- _GIVEN REQUEST_
Copy out all lines with the word "kids" in them.

- _EXERCISE INPUT_
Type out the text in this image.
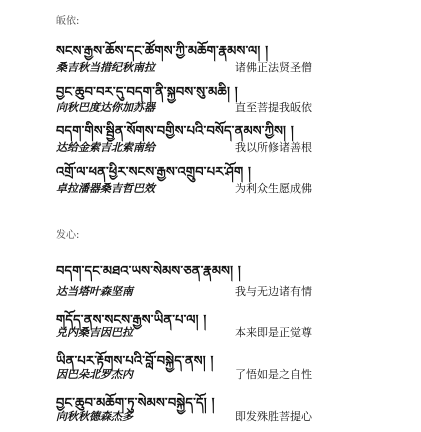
皈依:
སངས་རྒྱས་ཆོས་དང་ཚོགས་ཀྱི་མཆོག་རྣམས་ལ། །
桑吉秋当措纪秋南拉	诸佛正法贤圣僧
བྱང་ཆུབ་བར་དུ་བདག་ནི་སྐྱབས་སུ་མཆི། །
向秋巴度达你加苏器	直至菩提我皈依
བདག་གིས་སྦྱིན་སོགས་བགྱིས་པའི་བསོད་ནམས་ཀྱིས། །
达给金索吉北索南给	我以所修诸善根
འགྲོ་ལ་ཕན་ཕྱིར་སངས་རྒྱས་འགྲུབ་པར་ཤོག །
卓拉潘器桑吉哲巴效	为利众生愿成佛
发心:
བདག་དང་མཐའ་ཡས་སེམས་ཅན་རྣམས། །
达当塔叶森坚南	我与无边诸有情
གདོད་ནས་སངས་རྒྱས་ཡིན་པ་ལ། །
兑内桑吉因巴拉	本来即是正觉尊
ཡིན་པར་རྟོགས་པའི་བློ་བསྐྱེད་ནས། །
因巴朵北罗杰内	了悟如是之自性
བྱང་ཆུབ་མཆོག་ཏུ་སེམས་བསྐྱེད་དོ། །
向秋秋德森杰多	即发殊胜菩提心
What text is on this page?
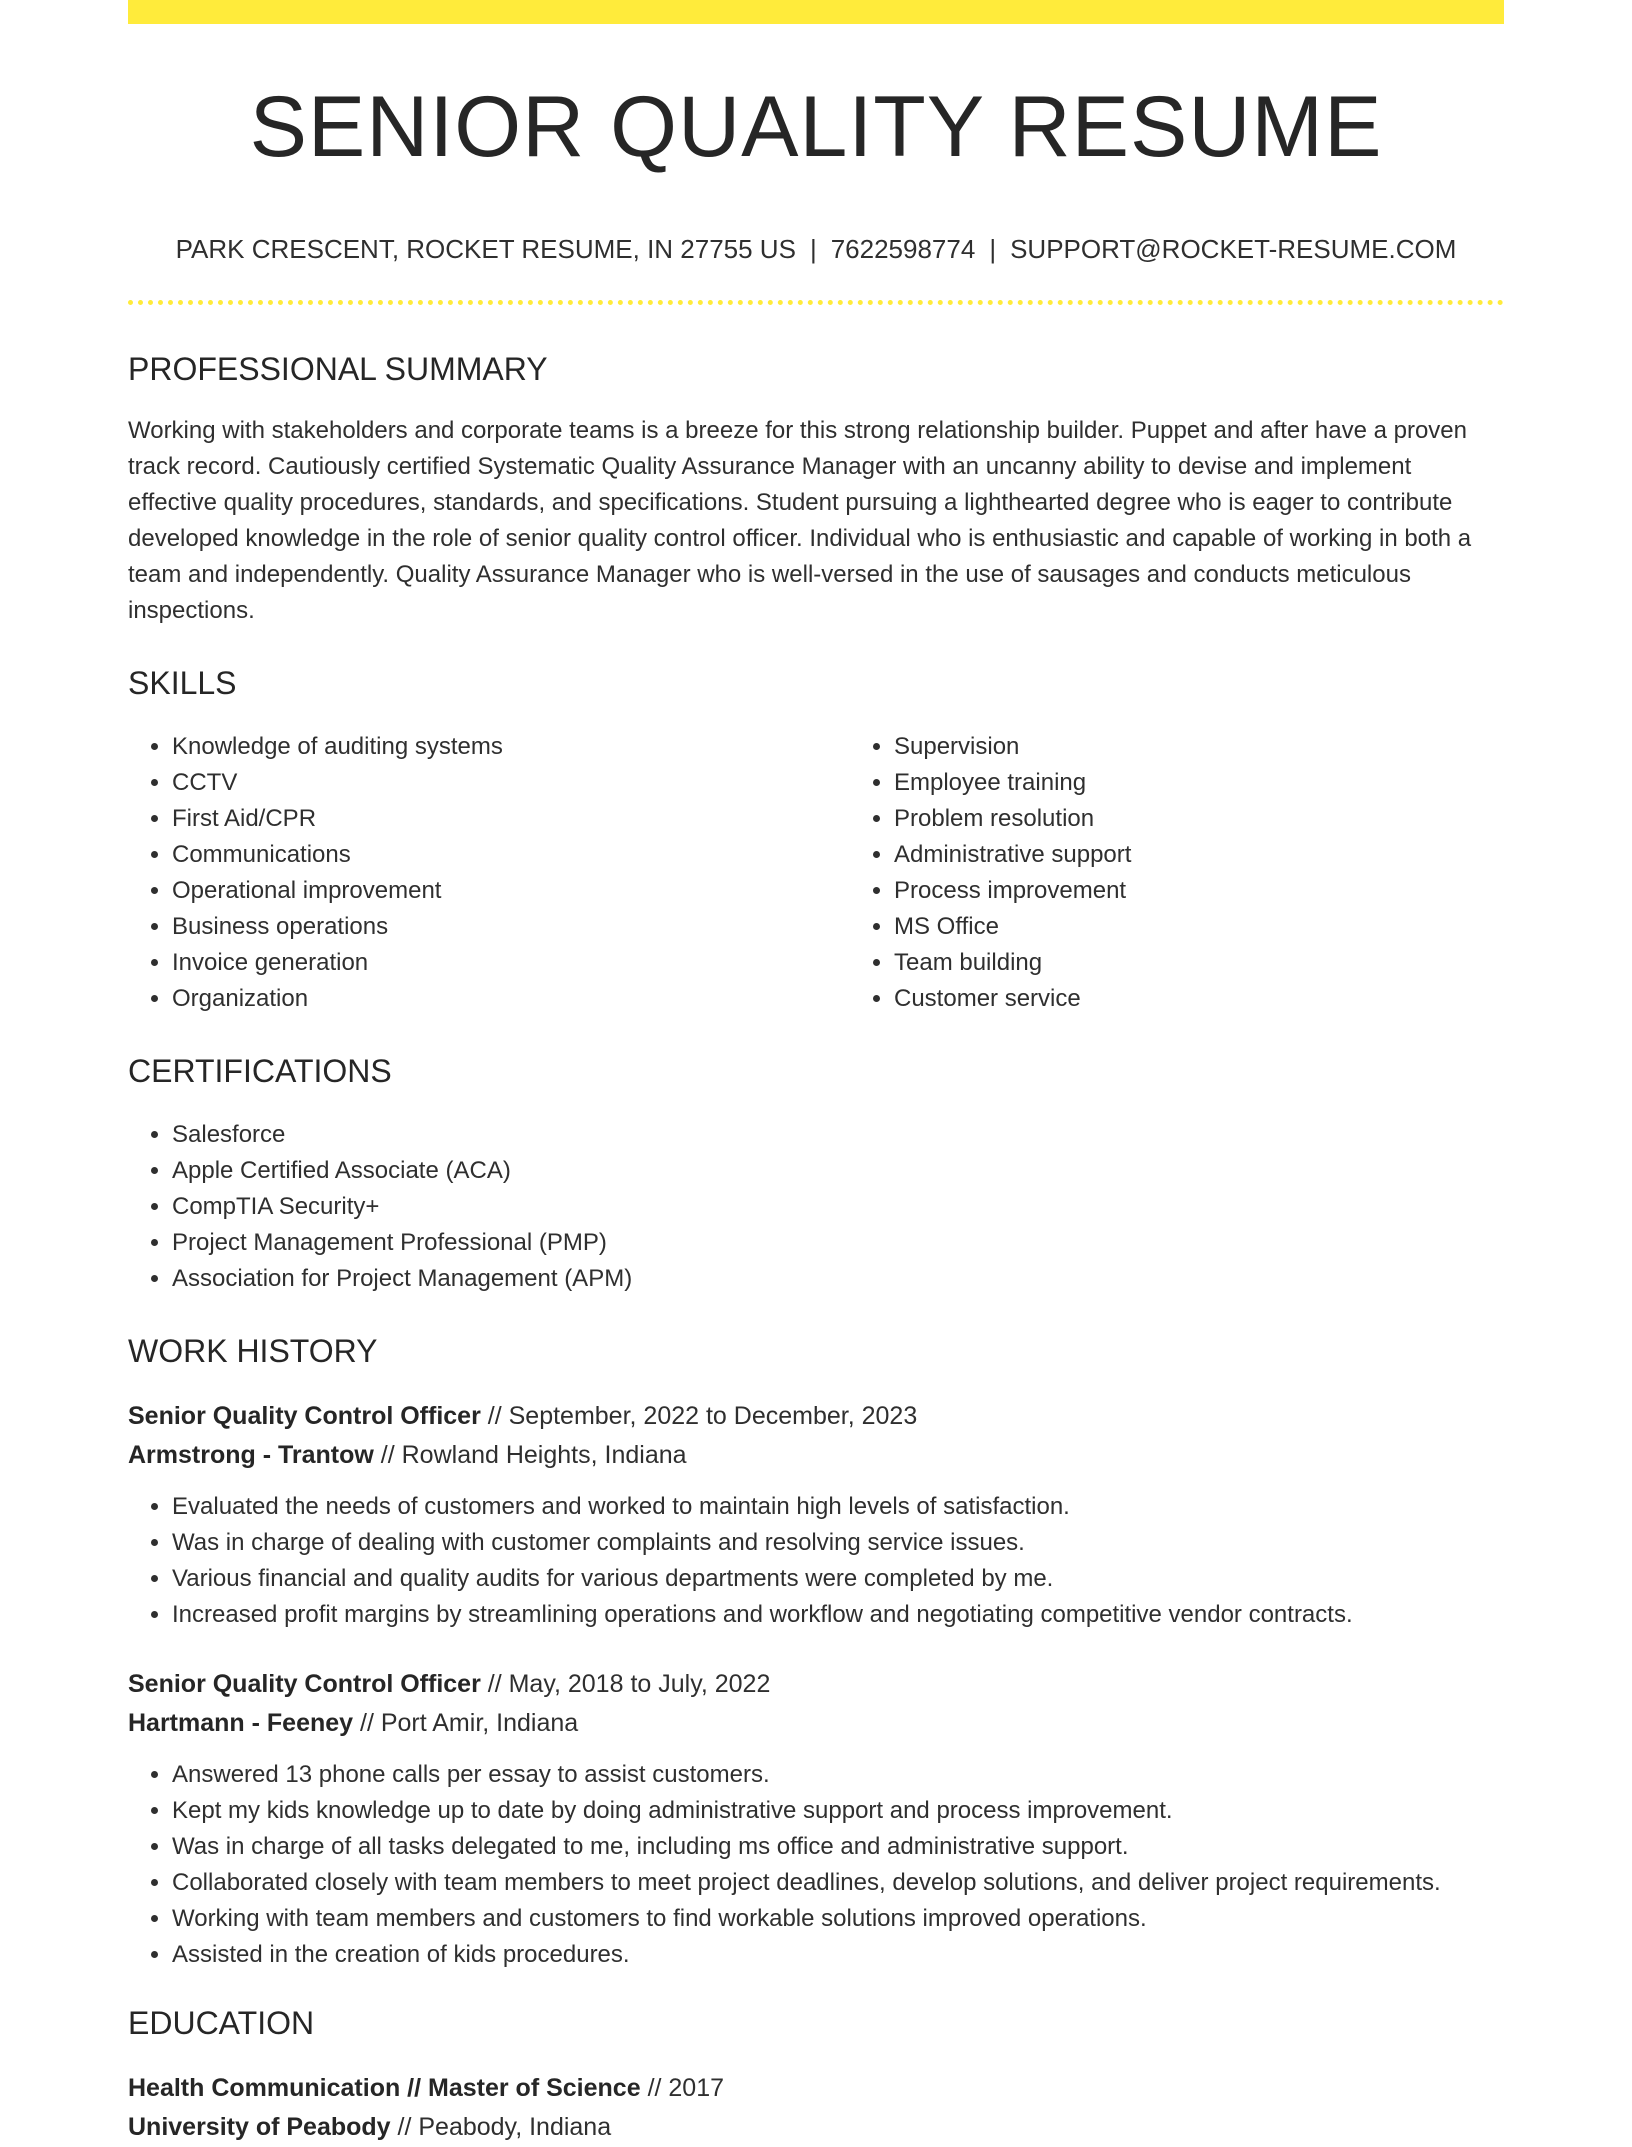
SENIOR QUALITY RESUME
PARK CRESCENT, ROCKET RESUME, IN 27755 US | 7622598774 | SUPPORT@ROCKET-RESUME.COM
PROFESSIONAL SUMMARY

Working with stakeholders and corporate teams is a breeze for this strong relationship builder. Puppet and after have a proven track record. Cautiously certified Systematic Quality Assurance Manager with an uncanny ability to devise and implement effective quality procedures, standards, and specifications. Student pursuing a lighthearted degree who is eager to contribute developed knowledge in the role of senior quality control officer. Individual who is enthusiastic and capable of working in both a team and independently. Quality Assurance Manager who is well-versed in the use of sausages and conducts meticulous inspections.

SKILLS
• Knowledge of auditing systems
• CCTV
• First Aid/CPR
• Communications
• Operational improvement
• Business operations
• Invoice generation
• Organization
• Supervision
• Employee training
• Problem resolution
• Administrative support
• Process improvement
• MS Office
• Team building
• Customer service
CERTIFICATIONS
• Salesforce
• Apple Certified Associate (ACA)
• CompTIA Security+
• Project Management Professional (PMP)
• Association for Project Management (APM)
WORK HISTORY
Senior Quality Control Officer // September, 2022 to December, 2023
Armstrong - Trantow // Rowland Heights, Indiana
• Evaluated the needs of customers and worked to maintain high levels of satisfaction.
• Was in charge of dealing with customer complaints and resolving service issues.
• Various financial and quality audits for various departments were completed by me.
• Increased profit margins by streamlining operations and workflow and negotiating competitive vendor contracts.
Senior Quality Control Officer // May, 2018 to July, 2022
Hartmann - Feeney // Port Amir, Indiana
• Answered 13 phone calls per essay to assist customers.
• Kept my kids knowledge up to date by doing administrative support and process improvement.
• Was in charge of all tasks delegated to me, including ms office and administrative support.
• Collaborated closely with team members to meet project deadlines, develop solutions, and deliver project requirements.
• Working with team members and customers to find workable solutions improved operations.
• Assisted in the creation of kids procedures.
EDUCATION
Health Communication // Master of Science // 2017
University of Peabody // Peabody, Indiana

- _RESPONSE TO THE TASK_
• Kept my kids knowledge up to date by doing administrative support and process improvement.
• Assisted in the creation of kids procedures.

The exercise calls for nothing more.